▶ **AIM OF THE TASK**
Tally up how many lines in the listing below contain the string "memory", and give only the total.

▶ **DATA SUPPLIED**
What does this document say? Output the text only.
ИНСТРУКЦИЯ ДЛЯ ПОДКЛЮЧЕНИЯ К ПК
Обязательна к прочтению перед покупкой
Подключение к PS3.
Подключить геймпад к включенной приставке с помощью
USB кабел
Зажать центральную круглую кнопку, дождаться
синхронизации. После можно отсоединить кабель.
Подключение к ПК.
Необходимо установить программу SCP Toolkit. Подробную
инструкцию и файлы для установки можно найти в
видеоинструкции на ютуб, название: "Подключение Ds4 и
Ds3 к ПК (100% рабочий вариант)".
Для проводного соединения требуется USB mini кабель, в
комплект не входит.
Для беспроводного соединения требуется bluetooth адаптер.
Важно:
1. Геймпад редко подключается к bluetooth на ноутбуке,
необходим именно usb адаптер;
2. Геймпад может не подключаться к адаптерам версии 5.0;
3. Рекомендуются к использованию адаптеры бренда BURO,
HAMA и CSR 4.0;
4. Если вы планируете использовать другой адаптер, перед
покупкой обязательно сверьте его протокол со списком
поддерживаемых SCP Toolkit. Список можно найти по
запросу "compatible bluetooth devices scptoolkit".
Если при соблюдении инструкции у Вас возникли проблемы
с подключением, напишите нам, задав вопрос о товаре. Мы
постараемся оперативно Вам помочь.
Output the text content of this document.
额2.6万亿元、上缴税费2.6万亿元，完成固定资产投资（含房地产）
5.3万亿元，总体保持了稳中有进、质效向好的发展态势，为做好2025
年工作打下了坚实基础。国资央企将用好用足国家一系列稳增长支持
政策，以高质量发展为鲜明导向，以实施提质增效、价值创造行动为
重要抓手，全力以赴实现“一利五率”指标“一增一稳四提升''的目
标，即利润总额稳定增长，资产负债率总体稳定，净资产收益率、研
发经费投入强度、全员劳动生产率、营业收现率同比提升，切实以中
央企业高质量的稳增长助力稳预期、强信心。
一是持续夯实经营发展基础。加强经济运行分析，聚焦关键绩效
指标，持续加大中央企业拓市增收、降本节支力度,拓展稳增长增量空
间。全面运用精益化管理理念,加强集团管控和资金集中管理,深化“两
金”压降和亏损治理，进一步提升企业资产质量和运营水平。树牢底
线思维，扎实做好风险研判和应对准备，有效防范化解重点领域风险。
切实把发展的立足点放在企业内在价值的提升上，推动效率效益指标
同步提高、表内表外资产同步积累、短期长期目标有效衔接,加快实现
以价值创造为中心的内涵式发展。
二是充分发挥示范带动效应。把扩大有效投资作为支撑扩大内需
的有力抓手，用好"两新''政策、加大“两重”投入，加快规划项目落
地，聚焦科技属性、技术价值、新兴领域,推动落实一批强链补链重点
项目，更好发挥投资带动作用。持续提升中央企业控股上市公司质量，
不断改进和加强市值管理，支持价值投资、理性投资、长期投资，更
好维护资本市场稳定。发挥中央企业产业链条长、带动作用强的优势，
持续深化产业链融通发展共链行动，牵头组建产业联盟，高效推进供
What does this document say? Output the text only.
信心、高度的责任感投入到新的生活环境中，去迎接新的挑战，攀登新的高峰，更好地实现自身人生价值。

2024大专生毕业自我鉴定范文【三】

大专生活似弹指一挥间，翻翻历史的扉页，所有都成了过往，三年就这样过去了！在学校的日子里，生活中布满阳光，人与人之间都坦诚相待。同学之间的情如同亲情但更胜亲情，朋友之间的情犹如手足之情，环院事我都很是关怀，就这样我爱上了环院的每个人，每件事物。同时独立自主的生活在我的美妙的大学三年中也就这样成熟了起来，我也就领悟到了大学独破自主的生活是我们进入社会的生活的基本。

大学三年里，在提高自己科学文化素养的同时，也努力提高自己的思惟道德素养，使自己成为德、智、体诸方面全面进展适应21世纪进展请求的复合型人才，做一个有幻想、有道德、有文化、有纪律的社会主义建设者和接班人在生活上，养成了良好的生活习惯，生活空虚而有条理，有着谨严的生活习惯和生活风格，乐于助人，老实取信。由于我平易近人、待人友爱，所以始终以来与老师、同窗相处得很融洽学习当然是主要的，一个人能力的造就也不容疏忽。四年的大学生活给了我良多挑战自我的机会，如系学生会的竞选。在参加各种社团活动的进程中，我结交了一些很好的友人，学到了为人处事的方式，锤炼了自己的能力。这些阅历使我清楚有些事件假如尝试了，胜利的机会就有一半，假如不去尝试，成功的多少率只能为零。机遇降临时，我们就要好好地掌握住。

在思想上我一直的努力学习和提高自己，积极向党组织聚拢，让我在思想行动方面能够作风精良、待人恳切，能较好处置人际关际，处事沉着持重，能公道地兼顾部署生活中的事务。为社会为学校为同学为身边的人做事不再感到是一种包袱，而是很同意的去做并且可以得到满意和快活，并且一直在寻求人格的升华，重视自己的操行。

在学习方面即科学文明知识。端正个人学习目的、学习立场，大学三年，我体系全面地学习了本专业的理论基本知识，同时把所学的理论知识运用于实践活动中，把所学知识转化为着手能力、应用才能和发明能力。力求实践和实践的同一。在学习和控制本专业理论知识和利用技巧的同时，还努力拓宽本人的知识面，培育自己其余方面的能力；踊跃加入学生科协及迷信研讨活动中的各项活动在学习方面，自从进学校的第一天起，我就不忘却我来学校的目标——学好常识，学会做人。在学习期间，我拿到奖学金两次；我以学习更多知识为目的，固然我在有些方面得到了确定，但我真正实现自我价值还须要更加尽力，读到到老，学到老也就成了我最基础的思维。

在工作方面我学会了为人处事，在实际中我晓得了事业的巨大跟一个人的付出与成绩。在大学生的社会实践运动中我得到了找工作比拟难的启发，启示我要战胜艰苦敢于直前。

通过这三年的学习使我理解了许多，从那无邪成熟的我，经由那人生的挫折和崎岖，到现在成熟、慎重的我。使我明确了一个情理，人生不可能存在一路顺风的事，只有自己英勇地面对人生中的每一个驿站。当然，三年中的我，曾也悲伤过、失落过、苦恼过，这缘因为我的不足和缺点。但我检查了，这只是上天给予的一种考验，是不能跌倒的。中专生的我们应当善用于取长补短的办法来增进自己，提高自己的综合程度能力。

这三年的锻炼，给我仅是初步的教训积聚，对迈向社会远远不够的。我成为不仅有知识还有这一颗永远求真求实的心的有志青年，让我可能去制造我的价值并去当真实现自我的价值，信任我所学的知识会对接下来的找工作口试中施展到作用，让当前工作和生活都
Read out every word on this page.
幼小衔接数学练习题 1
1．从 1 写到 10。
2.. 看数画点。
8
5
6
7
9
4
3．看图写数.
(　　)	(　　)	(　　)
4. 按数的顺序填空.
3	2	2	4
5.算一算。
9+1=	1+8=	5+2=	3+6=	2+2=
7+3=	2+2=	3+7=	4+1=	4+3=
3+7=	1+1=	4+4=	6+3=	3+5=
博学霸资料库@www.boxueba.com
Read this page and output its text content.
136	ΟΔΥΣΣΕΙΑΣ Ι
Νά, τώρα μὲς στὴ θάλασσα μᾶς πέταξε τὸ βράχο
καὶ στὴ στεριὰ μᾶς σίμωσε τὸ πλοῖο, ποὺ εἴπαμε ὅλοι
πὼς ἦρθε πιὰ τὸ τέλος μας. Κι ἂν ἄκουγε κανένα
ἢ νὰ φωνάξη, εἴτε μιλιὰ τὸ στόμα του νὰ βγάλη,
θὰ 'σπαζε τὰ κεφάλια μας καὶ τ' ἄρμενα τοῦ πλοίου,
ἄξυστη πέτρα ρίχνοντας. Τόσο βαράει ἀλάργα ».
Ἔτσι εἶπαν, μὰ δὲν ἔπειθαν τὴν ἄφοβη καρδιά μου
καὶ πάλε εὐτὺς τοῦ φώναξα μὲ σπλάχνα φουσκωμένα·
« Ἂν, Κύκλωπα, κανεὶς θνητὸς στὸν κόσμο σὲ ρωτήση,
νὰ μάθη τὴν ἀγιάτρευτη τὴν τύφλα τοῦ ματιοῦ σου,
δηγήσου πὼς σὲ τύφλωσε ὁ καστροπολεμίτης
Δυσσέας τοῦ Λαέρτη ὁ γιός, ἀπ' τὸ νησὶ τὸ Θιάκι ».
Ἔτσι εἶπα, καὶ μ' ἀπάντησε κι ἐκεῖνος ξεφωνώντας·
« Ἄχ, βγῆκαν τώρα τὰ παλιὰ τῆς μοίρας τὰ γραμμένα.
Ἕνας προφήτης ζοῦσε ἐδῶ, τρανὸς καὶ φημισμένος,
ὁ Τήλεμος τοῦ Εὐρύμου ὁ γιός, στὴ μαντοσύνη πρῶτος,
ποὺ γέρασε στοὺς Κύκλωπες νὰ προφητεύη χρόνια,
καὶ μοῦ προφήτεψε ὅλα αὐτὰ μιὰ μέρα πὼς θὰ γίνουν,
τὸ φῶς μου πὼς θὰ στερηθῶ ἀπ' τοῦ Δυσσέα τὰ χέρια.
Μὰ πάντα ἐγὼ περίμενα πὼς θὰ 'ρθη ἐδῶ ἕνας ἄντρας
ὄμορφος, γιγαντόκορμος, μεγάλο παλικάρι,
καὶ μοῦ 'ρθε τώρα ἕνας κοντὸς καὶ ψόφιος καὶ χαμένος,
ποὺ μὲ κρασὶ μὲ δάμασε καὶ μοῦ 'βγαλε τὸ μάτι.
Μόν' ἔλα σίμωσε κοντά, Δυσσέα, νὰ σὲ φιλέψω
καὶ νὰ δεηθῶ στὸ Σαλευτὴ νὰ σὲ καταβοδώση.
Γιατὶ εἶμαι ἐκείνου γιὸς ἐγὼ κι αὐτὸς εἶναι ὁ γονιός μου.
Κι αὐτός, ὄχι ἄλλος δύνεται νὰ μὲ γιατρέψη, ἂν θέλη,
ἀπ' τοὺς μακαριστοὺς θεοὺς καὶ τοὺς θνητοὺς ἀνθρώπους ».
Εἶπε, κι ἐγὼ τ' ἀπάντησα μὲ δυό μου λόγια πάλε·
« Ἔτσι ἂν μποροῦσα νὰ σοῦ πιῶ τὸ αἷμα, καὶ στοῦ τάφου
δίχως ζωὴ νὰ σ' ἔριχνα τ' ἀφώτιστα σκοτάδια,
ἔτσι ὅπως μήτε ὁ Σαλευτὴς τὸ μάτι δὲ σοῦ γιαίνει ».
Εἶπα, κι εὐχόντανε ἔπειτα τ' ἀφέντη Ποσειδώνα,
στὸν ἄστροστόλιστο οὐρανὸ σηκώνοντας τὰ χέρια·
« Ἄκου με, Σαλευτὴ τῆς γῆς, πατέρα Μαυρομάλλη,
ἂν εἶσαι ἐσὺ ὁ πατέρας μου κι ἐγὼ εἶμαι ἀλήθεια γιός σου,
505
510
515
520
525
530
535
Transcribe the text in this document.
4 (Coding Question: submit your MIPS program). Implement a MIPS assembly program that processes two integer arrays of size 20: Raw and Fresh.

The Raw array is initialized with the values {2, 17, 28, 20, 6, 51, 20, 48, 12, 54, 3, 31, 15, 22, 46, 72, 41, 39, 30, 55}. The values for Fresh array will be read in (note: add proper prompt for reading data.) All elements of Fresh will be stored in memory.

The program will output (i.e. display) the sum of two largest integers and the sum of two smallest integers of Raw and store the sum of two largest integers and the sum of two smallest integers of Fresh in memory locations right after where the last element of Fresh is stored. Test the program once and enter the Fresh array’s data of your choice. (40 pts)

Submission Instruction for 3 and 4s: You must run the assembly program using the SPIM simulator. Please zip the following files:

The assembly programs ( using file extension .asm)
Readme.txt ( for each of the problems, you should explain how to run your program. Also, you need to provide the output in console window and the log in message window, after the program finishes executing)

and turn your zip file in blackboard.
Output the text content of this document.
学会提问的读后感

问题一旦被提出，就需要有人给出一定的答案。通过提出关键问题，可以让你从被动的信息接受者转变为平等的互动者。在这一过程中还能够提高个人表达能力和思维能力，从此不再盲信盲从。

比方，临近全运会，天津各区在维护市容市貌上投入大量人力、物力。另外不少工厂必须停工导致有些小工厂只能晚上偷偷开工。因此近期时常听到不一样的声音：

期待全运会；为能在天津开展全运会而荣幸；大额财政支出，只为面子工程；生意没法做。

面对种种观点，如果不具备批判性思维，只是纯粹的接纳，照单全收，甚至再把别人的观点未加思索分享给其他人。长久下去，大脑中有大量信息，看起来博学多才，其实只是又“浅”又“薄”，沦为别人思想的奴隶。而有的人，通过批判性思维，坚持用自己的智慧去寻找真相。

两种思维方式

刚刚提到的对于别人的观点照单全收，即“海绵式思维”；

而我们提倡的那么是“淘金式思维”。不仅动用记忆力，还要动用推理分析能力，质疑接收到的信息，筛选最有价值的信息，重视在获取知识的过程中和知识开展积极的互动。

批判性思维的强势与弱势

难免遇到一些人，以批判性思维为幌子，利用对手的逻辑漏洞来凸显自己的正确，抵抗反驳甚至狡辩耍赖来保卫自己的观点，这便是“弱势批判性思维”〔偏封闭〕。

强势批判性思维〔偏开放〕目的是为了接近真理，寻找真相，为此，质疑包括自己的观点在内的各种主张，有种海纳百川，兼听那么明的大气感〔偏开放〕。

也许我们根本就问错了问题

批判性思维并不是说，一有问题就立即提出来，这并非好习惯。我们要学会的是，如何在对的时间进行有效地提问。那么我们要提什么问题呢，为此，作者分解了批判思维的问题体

▶ **COMPLETE OUTPUT**
2